**WORK TO BE COMPLETED:** Scan the lines below for the word "screenshot". Copy each line you find it in.

[Stored entries]
------------------------------------------------------------
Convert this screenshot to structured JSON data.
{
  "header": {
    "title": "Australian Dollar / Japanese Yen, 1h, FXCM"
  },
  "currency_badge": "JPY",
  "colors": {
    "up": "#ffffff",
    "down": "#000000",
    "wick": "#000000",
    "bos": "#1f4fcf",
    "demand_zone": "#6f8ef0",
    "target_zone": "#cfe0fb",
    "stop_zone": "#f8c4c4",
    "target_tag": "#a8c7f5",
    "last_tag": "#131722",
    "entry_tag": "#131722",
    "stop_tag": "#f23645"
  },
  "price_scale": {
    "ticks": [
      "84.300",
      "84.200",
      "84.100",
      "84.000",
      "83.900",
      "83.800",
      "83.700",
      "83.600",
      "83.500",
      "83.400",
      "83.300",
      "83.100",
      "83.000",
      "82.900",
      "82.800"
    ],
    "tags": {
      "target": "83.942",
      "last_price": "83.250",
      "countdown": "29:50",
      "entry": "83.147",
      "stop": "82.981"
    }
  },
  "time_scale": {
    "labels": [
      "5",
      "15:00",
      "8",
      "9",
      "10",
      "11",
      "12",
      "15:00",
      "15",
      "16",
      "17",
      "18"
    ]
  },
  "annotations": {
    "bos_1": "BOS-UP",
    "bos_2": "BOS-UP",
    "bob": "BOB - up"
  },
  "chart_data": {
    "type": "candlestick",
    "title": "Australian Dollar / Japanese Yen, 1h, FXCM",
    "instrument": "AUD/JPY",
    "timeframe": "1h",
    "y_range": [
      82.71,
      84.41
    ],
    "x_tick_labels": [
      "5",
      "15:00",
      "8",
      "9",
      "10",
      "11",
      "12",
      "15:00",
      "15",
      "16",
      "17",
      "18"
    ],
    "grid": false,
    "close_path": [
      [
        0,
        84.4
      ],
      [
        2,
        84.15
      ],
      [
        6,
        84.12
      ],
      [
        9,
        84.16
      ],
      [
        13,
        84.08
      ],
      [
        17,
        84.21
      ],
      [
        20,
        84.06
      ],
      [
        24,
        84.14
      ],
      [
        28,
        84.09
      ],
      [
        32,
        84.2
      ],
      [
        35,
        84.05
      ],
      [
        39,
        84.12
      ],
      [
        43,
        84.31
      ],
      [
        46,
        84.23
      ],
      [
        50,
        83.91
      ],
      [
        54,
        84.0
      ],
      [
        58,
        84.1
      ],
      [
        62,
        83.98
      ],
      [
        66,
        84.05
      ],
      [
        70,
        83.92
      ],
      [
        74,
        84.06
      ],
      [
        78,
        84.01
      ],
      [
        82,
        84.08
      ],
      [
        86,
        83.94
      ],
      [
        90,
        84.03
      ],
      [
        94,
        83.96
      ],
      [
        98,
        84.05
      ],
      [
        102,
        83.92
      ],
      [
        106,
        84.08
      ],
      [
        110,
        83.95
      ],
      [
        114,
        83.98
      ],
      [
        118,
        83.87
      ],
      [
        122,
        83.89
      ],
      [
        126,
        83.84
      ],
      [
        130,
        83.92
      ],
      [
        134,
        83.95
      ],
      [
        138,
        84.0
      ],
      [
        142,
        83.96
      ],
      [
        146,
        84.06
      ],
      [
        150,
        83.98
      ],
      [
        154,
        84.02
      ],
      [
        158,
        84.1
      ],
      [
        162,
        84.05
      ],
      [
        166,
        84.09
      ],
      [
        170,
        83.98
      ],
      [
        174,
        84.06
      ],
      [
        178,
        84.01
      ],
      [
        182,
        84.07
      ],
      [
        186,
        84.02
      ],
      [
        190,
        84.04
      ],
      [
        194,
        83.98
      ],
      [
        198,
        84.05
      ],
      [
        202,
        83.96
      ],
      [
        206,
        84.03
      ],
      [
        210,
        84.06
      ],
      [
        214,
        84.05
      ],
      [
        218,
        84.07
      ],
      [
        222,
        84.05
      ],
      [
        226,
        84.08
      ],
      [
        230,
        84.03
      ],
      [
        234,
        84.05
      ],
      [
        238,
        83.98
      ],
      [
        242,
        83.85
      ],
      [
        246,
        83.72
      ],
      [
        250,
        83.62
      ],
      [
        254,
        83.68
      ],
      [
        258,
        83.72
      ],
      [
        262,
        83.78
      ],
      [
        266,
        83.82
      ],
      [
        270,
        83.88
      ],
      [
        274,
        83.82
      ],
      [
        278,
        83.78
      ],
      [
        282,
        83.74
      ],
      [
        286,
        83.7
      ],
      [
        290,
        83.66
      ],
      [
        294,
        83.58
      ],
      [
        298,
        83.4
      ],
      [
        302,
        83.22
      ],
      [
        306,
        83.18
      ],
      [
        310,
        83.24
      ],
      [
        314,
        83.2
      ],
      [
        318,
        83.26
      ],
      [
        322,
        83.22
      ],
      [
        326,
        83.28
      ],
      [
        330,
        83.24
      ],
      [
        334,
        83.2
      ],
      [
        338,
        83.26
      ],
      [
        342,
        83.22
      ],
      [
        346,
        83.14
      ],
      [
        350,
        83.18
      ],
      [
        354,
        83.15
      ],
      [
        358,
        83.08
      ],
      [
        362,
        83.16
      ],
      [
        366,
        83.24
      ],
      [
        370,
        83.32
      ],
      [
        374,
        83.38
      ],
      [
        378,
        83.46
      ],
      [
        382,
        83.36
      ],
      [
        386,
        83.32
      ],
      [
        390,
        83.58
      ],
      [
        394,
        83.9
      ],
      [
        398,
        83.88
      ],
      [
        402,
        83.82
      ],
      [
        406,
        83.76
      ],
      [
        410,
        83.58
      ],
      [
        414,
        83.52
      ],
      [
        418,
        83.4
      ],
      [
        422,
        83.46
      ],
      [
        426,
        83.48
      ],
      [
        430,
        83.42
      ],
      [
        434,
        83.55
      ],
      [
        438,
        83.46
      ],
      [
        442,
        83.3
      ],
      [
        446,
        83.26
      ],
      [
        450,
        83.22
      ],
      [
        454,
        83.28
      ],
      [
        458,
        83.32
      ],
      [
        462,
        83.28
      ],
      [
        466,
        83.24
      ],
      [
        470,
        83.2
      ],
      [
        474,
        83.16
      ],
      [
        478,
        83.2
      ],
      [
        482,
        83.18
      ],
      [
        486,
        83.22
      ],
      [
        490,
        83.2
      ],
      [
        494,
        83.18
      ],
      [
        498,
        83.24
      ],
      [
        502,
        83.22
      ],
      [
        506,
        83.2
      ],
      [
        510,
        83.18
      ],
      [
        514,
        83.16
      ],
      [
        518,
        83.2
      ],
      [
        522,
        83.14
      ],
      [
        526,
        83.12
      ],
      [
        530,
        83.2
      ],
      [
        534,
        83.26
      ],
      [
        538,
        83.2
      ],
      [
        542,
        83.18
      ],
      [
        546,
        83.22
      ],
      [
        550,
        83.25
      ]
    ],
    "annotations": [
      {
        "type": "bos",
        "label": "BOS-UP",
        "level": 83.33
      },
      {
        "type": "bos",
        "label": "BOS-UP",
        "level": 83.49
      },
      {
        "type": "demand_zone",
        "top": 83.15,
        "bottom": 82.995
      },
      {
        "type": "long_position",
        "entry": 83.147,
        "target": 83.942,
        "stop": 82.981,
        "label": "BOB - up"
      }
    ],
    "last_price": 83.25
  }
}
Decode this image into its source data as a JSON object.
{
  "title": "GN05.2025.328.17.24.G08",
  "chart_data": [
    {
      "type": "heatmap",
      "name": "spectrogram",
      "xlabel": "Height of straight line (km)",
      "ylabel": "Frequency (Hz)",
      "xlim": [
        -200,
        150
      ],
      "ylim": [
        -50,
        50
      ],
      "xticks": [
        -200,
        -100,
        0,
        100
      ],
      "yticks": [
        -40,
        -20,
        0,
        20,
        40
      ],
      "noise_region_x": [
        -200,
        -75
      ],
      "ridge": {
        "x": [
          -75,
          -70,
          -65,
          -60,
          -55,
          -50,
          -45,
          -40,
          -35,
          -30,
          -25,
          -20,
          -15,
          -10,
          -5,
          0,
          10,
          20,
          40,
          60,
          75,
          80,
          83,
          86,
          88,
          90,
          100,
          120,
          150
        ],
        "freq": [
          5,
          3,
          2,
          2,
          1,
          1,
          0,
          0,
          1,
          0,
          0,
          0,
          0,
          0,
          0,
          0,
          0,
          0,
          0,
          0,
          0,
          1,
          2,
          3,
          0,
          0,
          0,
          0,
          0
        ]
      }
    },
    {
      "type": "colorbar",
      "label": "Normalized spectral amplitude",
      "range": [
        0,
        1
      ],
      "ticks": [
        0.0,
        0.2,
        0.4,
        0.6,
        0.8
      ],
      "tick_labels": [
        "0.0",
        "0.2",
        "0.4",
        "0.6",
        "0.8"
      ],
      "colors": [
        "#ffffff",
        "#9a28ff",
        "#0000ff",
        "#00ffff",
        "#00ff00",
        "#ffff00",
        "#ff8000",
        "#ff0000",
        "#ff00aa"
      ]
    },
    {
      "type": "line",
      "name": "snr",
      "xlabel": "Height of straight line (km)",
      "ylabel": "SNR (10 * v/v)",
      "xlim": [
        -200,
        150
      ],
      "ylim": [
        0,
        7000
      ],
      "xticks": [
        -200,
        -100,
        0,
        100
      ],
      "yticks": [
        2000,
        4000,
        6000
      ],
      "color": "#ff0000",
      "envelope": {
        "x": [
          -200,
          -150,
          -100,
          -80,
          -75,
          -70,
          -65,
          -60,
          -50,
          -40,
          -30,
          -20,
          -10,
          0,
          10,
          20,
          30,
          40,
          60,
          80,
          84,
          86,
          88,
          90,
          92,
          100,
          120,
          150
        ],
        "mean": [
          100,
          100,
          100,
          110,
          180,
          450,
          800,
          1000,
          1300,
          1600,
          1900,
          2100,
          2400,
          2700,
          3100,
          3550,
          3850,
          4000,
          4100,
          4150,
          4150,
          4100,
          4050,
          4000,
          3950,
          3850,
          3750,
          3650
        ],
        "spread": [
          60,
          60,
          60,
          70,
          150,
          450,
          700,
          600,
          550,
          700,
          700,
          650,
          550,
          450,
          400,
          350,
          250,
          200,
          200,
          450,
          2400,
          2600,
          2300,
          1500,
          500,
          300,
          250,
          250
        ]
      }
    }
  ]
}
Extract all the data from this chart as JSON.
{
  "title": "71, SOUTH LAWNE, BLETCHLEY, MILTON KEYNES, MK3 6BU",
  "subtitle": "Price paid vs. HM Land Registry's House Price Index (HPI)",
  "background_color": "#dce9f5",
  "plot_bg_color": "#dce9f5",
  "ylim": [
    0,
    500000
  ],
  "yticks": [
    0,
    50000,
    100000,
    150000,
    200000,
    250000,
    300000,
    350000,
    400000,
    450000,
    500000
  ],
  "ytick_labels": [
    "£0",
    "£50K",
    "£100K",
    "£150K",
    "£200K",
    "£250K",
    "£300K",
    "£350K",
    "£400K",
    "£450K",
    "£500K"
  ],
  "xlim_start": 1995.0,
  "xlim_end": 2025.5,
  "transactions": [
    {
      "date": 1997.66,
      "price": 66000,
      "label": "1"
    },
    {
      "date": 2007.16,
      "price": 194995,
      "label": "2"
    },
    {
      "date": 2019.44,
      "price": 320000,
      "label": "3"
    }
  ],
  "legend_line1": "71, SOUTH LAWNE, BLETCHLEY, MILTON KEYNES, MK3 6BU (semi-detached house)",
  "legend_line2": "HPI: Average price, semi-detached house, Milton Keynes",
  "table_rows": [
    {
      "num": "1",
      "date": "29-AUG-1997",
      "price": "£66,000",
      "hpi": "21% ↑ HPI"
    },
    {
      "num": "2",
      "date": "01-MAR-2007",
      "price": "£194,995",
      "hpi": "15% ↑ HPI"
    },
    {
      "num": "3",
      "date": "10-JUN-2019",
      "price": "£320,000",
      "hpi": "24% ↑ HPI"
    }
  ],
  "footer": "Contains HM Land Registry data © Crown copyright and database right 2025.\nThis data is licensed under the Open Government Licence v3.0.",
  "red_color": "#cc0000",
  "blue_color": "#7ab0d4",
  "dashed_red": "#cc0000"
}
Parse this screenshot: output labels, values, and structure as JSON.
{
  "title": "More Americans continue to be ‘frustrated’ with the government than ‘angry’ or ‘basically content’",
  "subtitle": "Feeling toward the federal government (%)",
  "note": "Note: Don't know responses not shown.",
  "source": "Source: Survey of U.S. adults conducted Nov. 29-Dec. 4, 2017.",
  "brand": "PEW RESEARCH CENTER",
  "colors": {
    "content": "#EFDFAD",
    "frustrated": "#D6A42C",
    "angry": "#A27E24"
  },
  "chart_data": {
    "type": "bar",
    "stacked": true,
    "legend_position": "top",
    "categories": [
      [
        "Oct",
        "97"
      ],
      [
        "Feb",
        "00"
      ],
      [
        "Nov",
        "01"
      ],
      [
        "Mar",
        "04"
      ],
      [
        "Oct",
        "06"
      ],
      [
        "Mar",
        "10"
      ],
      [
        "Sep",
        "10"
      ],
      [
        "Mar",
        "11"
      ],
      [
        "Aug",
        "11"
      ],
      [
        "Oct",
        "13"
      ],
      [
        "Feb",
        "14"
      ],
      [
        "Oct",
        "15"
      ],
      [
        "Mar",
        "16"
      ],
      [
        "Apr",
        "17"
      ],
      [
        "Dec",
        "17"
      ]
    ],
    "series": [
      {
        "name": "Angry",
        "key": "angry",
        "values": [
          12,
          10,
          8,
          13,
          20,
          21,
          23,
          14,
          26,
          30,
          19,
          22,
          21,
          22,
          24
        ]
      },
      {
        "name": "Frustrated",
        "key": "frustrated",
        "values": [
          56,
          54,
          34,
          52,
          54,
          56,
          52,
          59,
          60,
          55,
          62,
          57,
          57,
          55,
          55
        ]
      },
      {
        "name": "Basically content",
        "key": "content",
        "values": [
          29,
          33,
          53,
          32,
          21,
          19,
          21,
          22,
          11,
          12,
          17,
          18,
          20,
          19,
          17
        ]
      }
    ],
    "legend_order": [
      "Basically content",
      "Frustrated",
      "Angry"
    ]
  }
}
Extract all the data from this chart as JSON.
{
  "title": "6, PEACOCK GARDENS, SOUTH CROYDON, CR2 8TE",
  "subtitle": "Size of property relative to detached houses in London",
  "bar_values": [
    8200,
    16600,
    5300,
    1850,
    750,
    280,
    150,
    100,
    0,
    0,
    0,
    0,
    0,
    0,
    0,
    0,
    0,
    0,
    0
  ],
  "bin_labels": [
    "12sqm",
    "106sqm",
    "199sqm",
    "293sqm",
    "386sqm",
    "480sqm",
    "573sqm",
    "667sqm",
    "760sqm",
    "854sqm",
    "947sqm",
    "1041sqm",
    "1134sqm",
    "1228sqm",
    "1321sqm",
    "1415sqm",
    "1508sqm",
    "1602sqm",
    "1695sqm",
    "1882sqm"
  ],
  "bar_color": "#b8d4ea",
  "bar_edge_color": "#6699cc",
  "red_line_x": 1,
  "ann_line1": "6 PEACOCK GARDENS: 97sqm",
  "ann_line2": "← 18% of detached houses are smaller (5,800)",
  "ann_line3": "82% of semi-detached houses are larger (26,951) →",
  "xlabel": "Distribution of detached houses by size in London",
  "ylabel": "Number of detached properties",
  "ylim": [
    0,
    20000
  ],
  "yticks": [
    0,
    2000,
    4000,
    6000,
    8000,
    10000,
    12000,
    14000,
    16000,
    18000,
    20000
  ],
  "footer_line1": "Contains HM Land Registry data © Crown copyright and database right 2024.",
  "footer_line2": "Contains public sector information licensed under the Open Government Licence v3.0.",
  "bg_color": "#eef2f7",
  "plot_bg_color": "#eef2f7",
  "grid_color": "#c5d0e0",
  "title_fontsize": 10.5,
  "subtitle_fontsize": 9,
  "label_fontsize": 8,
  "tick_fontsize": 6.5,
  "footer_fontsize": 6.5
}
------------------------------------------------------------
**OUTPUT FOR THIS EXERCISE:**
Convert this screenshot to structured JSON data.
Parse this screenshot: output labels, values, and structure as JSON.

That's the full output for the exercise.